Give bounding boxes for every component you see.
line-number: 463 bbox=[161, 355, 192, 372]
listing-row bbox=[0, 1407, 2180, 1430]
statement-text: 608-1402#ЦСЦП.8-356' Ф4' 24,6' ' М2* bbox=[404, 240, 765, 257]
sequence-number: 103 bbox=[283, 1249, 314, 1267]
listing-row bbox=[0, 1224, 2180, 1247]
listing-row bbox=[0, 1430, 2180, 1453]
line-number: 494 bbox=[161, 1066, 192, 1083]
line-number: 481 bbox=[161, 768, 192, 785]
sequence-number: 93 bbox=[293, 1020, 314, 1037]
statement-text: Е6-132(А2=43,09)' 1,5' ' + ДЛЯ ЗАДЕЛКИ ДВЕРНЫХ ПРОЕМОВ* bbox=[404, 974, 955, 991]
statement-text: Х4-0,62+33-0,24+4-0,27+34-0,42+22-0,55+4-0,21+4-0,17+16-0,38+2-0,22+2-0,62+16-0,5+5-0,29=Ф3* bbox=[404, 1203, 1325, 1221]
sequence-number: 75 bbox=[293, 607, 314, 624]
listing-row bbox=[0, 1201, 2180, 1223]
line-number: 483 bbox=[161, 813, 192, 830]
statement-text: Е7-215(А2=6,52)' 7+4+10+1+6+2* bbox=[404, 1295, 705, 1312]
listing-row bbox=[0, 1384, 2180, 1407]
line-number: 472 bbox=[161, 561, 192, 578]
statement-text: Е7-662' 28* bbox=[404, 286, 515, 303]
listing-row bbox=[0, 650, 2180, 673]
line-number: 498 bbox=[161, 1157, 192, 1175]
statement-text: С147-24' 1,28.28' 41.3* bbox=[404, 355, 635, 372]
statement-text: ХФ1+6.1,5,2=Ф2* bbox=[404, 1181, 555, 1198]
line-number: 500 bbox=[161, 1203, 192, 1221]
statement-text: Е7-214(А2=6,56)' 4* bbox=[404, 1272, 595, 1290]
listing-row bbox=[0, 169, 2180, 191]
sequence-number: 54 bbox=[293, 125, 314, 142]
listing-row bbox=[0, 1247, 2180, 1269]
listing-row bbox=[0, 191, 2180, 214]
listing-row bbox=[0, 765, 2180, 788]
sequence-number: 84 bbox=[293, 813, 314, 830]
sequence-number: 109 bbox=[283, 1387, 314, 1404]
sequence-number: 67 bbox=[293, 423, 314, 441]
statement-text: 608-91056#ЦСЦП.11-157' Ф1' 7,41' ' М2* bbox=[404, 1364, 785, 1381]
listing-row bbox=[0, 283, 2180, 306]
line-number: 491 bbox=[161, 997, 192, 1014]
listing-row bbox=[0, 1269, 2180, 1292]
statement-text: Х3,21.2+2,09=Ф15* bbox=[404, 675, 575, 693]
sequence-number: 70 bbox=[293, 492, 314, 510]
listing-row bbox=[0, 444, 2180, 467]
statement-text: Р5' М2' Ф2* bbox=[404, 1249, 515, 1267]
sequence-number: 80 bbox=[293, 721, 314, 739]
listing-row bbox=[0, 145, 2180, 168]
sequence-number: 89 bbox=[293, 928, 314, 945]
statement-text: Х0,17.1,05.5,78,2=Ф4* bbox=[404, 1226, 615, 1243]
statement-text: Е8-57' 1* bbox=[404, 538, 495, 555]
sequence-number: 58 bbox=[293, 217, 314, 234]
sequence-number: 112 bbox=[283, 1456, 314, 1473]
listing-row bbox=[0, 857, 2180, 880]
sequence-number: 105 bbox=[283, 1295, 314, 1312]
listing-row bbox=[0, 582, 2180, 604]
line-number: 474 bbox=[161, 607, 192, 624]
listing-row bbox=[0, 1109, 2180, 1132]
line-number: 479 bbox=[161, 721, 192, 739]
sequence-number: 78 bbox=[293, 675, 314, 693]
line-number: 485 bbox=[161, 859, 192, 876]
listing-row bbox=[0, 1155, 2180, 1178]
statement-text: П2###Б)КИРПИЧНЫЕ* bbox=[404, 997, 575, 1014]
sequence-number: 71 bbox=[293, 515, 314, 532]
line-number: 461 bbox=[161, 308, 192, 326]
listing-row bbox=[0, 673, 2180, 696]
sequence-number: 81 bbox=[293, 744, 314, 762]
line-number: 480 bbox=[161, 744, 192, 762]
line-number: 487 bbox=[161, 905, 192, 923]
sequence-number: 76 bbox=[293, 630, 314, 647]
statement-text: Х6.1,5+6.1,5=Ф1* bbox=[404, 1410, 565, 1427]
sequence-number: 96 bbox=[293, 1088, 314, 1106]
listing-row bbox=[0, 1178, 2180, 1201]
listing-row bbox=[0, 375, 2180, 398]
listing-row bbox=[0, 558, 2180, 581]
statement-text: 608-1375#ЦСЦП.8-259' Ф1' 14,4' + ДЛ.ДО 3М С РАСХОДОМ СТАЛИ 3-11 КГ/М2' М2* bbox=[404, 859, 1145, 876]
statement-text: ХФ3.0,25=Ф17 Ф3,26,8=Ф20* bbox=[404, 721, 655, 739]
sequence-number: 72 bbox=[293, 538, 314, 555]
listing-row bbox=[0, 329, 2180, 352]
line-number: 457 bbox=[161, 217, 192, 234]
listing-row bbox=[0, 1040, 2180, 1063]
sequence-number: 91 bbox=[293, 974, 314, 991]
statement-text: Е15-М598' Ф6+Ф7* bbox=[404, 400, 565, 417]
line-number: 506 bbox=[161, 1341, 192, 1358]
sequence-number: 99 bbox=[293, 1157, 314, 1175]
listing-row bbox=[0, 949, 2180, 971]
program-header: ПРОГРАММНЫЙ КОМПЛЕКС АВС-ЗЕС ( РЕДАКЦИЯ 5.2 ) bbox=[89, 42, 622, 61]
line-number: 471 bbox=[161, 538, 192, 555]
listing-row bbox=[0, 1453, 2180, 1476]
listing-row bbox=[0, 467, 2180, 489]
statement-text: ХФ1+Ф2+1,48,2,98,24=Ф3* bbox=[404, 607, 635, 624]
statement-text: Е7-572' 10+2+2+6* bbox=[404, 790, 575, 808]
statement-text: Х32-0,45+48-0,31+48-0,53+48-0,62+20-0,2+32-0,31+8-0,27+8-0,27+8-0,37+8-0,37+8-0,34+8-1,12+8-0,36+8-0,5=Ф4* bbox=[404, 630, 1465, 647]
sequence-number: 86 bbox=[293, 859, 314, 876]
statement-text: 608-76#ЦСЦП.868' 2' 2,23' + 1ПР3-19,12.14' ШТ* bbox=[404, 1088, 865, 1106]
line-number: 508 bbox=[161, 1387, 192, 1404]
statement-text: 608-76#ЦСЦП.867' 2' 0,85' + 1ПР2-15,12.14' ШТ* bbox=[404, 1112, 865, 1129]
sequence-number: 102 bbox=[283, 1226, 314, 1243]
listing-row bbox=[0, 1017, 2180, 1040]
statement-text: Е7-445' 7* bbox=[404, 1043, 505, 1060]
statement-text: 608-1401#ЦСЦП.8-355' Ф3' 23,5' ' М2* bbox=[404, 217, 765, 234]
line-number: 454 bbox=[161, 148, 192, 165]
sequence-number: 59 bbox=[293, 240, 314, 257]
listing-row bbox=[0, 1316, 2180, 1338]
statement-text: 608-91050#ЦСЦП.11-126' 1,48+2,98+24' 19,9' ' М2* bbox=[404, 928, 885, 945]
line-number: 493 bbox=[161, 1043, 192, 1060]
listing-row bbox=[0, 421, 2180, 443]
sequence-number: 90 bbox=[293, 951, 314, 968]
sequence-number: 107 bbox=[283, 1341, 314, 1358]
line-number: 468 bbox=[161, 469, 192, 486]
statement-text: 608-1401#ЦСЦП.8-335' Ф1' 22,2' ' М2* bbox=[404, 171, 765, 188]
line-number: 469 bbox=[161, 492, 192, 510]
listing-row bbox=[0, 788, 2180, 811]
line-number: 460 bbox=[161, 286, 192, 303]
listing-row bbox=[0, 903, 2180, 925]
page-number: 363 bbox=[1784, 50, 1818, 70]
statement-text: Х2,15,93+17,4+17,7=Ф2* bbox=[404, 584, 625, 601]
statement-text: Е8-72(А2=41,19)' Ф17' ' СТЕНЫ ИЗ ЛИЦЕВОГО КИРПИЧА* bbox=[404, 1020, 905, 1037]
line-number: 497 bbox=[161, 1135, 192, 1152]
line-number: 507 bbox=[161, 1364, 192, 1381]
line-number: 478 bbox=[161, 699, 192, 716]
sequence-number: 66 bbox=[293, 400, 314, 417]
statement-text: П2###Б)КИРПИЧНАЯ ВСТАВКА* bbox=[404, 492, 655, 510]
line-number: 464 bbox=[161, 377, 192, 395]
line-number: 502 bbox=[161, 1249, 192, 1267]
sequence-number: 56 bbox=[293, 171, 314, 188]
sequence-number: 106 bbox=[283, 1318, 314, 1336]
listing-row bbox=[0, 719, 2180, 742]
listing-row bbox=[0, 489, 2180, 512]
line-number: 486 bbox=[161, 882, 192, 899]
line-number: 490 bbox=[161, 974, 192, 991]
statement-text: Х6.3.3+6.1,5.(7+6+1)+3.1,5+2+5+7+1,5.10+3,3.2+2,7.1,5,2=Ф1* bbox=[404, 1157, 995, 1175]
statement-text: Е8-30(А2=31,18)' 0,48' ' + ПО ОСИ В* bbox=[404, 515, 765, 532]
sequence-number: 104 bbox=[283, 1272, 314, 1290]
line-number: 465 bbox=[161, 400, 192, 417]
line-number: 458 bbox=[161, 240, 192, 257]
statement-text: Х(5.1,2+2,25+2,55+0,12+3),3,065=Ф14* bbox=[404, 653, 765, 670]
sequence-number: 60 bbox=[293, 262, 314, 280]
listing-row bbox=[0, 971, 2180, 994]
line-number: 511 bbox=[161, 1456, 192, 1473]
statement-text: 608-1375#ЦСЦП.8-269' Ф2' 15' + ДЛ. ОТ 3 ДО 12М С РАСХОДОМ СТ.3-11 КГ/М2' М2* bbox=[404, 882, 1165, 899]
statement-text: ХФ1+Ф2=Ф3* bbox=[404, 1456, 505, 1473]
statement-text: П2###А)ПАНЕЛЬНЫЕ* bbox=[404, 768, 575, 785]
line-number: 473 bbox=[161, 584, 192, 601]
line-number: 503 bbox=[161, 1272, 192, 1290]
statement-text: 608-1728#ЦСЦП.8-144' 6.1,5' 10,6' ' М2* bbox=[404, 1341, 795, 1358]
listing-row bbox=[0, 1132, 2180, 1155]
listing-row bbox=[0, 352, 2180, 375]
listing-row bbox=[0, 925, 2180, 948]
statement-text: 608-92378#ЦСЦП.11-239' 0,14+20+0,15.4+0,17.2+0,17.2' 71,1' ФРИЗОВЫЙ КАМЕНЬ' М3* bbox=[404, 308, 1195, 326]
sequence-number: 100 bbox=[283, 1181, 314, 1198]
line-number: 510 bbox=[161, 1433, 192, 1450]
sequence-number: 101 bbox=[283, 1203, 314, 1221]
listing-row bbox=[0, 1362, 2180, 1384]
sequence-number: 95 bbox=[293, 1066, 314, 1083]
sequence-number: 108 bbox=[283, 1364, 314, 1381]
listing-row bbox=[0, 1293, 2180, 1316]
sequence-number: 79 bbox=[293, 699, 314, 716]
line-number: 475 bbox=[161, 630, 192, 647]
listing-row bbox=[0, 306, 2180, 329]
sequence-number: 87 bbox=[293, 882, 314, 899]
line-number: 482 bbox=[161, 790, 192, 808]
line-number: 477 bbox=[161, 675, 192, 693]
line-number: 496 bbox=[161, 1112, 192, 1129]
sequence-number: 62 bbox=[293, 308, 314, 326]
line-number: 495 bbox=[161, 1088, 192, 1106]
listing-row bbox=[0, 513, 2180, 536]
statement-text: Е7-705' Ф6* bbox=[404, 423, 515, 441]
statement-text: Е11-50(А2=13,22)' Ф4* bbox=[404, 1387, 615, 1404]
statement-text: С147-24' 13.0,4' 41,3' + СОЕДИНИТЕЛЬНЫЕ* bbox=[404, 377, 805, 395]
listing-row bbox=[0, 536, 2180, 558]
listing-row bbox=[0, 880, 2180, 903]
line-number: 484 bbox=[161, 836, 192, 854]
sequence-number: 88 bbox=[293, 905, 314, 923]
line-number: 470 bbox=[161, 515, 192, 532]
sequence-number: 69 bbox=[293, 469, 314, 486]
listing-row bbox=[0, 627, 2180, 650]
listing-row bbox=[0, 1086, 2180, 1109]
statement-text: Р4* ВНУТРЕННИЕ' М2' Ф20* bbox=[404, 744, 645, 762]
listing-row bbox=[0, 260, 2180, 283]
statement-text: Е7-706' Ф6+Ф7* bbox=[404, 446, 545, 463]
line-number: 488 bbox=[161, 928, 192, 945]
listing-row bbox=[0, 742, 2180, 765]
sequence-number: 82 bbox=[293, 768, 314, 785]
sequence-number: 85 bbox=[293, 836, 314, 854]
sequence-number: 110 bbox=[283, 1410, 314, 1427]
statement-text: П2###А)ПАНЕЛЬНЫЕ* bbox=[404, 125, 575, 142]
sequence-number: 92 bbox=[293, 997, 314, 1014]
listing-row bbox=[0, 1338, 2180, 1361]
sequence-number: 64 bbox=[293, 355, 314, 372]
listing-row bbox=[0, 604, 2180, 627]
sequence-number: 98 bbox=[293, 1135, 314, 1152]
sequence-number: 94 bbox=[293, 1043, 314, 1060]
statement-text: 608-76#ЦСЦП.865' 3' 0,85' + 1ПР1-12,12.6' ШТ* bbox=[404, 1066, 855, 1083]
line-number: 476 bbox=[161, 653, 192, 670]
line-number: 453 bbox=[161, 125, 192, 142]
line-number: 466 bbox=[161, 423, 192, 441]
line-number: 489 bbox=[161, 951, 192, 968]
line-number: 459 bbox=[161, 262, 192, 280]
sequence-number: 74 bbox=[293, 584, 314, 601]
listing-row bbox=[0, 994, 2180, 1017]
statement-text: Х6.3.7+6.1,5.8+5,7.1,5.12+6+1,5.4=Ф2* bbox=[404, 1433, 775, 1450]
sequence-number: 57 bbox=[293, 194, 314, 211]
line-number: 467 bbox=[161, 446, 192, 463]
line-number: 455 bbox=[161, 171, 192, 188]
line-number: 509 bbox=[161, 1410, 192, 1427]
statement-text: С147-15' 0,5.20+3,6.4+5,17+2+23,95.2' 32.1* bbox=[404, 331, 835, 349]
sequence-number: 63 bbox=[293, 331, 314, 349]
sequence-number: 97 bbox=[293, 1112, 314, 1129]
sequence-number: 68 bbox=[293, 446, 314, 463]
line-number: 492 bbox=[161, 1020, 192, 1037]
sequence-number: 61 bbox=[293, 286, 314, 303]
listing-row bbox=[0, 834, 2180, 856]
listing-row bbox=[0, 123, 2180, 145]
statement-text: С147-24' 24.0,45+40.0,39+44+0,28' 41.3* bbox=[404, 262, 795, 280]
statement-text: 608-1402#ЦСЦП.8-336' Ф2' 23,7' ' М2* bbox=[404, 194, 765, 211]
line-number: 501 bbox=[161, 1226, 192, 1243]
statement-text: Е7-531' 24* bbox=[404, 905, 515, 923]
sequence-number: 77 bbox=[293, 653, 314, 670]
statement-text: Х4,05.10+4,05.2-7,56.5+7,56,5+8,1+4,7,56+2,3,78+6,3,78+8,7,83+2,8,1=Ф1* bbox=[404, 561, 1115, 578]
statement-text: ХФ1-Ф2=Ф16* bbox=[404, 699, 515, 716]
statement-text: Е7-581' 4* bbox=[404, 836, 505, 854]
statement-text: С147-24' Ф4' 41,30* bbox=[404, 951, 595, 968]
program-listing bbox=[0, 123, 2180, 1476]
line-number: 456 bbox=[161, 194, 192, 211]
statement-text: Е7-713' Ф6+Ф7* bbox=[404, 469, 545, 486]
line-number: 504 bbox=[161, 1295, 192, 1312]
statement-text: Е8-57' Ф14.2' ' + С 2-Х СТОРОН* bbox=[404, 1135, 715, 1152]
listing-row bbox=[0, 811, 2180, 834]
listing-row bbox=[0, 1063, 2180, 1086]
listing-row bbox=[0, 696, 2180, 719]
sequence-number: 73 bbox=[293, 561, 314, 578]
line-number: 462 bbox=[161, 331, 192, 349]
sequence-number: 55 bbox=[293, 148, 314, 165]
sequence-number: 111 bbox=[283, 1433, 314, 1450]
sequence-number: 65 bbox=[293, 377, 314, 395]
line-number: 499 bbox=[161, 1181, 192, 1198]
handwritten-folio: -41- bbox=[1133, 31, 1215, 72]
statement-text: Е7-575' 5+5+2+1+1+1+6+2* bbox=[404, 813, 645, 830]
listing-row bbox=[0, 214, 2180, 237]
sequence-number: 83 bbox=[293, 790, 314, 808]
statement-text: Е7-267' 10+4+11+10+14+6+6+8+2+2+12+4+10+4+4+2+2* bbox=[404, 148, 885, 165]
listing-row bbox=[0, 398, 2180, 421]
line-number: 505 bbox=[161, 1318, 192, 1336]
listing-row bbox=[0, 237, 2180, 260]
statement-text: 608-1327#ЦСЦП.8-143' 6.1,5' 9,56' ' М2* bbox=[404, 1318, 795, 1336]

-*-*-

**Prompt**
Please arrange the items as a numbered list, from the first line through the line containing "line-number: 483 bbox=[161, 813, 192, 830]", leaving out any blank lines.

**Finished task**
1. Give bounding boxes for every component you see.
2. line-number: 463 bbox=[161, 355, 192, 372]
3. listing-row bbox=[0, 1407, 2180, 1430]
4. statement-text: 608-1402#ЦСЦП.8-356' Ф4' 24,6' ' М2* bbox=[404, 240, 765, 257]
5. sequence-number: 103 bbox=[283, 1249, 314, 1267]
6. listing-row bbox=[0, 1224, 2180, 1247]
7. listing-row bbox=[0, 1430, 2180, 1453]
8. line-number: 494 bbox=[161, 1066, 192, 1083]
9. line-number: 481 bbox=[161, 768, 192, 785]
10. sequence-number: 93 bbox=[293, 1020, 314, 1037]
11. statement-text: Е6-132(А2=43,09)' 1,5' ' + ДЛЯ ЗАДЕЛКИ ДВЕРНЫХ ПРОЕМОВ* bbox=[404, 974, 955, 991]
12. statement-text: Х4-0,62+33-0,24+4-0,27+34-0,42+22-0,55+4-0,21+4-0,17+16-0,38+2-0,22+2-0,62+16-0,5+5-0,29=Ф3* bbox=[404, 1203, 1325, 1221]
13. sequence-number: 75 bbox=[293, 607, 314, 624]
14. listing-row bbox=[0, 1201, 2180, 1223]
15. line-number: 483 bbox=[161, 813, 192, 830]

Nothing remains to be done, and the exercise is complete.